> **Material supplied**
┄┄┄┄┄┄

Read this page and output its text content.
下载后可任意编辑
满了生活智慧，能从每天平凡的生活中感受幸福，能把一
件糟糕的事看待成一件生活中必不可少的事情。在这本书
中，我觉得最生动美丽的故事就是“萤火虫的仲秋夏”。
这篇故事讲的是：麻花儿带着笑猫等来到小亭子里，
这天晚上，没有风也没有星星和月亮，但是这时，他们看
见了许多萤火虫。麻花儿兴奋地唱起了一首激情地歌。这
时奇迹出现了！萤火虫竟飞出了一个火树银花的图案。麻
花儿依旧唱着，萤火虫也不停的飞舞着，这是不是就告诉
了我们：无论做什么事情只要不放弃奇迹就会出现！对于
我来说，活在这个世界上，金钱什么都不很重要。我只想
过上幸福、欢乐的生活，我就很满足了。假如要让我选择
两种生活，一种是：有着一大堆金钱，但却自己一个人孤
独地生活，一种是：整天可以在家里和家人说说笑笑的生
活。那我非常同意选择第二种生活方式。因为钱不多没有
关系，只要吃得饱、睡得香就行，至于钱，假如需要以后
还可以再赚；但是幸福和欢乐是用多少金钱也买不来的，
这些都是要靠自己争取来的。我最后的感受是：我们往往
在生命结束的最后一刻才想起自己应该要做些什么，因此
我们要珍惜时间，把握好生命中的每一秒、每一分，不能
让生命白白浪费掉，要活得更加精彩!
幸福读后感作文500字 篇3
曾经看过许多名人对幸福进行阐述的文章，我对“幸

┄┄┄┄┄┄

> **Exercise aim**
Set every line of the listing down word for word.

> **Finished task**
Read this page and output its text content.
下载后可任意编辑
满了生活智慧，能从每天平凡的生活中感受幸福，能把一
件糟糕的事看待成一件生活中必不可少的事情。在这本书
中，我觉得最生动美丽的故事就是“萤火虫的仲秋夏”。
这篇故事讲的是：麻花儿带着笑猫等来到小亭子里，
这天晚上，没有风也没有星星和月亮，但是这时，他们看
见了许多萤火虫。麻花儿兴奋地唱起了一首激情地歌。这
时奇迹出现了！萤火虫竟飞出了一个火树银花的图案。麻
花儿依旧唱着，萤火虫也不停的飞舞着，这是不是就告诉
了我们：无论做什么事情只要不放弃奇迹就会出现！对于
我来说，活在这个世界上，金钱什么都不很重要。我只想
过上幸福、欢乐的生活，我就很满足了。假如要让我选择
两种生活，一种是：有着一大堆金钱，但却自己一个人孤
独地生活，一种是：整天可以在家里和家人说说笑笑的生
活。那我非常同意选择第二种生活方式。因为钱不多没有
关系，只要吃得饱、睡得香就行，至于钱，假如需要以后
还可以再赚；但是幸福和欢乐是用多少金钱也买不来的，
这些都是要靠自己争取来的。我最后的感受是：我们往往
在生命结束的最后一刻才想起自己应该要做些什么，因此
我们要珍惜时间，把握好生命中的每一秒、每一分，不能
让生命白白浪费掉，要活得更加精彩!
幸福读后感作文500字 篇3
曾经看过许多名人对幸福进行阐述的文章，我对“幸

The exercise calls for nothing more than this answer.